WHAT IS ASKED -
Identify the lines that include the word "Canada", then copy all of them.
━━━━━━
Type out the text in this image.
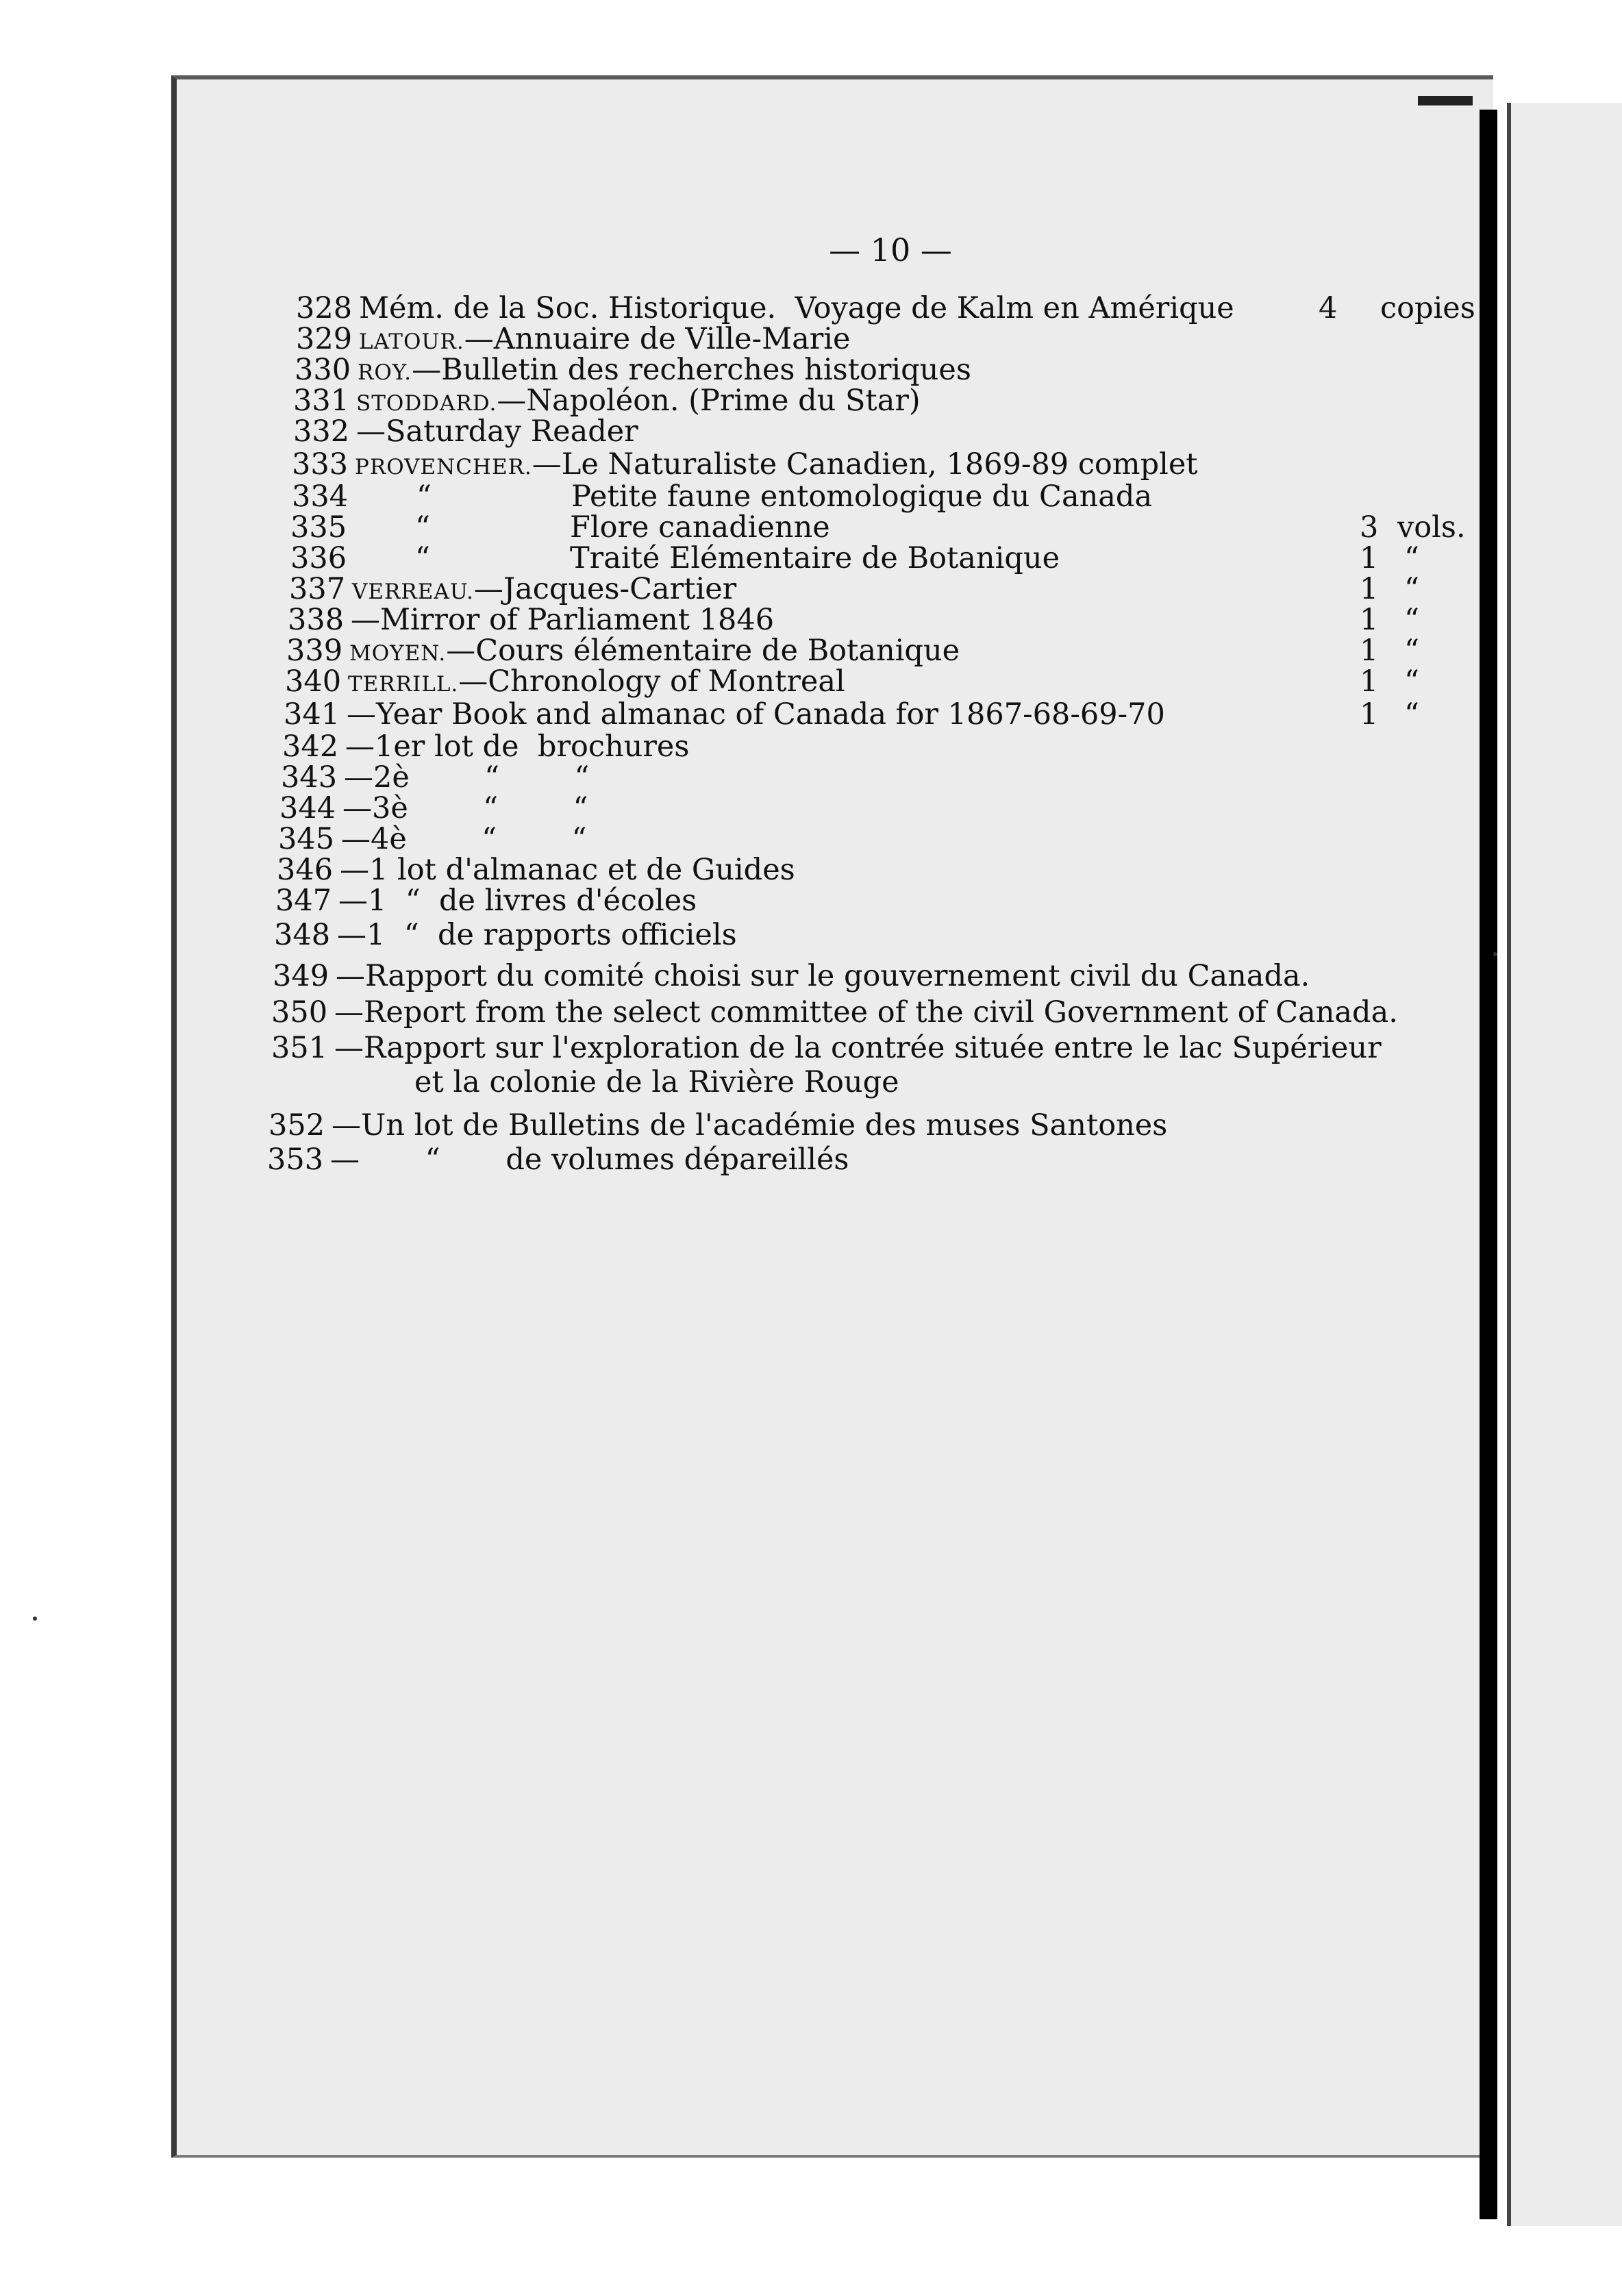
— 10 —
328 Mém. de la Soc. Historique.  Voyage de Kalm en Amérique	4 copies
329 LATOUR.—Annuaire de Ville-Marie
330 ROY.—Bulletin des recherches historiques
331 STODDARD.—Napoléon. (Prime du Star)
332 —Saturday Reader
333 PROVENCHER.—Le Naturaliste Canadien, 1869-89 complet
334	“	Petite faune entomologique du Canada
335	“	Flore canadienne	3 vols.
336	“	Traité Elémentaire de Botanique	1 “
337 VERREAU.—Jacques-Cartier	1 “
338 —Mirror of Parliament 1846	1 “
339 MOYEN.—Cours élémentaire de Botanique	1 “
340 TERRILL.—Chronology of Montreal	1 “
341 —Year Book and almanac of Canada for 1867-68-69-70	1 “
342 —1er lot de  brochures
343 —2è        “        “
344 —3è        “        “
345 —4è        “        “
346 —1 lot d'almanac et de Guides
347 —1  “  de livres d'écoles
348 —1  “  de rapports officiels
349 —Rapport du comité choisi sur le gouvernement civil du Canada.
350 —Report from the select committee of the civil Government of Canada.
351 —Rapport sur l'exploration de la contrée située entre le lac Supérieur
et la colonie de la Rivière Rouge
352 —Un lot de Bulletins de l'académie des muses Santones
353 —       “       de volumes dépareillés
━━━━━━
FULL SOLUTION -
334	“	Petite faune entomologique du Canada
341 —Year Book and almanac of Canada for 1867-68-69-70	1 “
349 —Rapport du comité choisi sur le gouvernement civil du Canada.
350 —Report from the select committee of the civil Government of Canada.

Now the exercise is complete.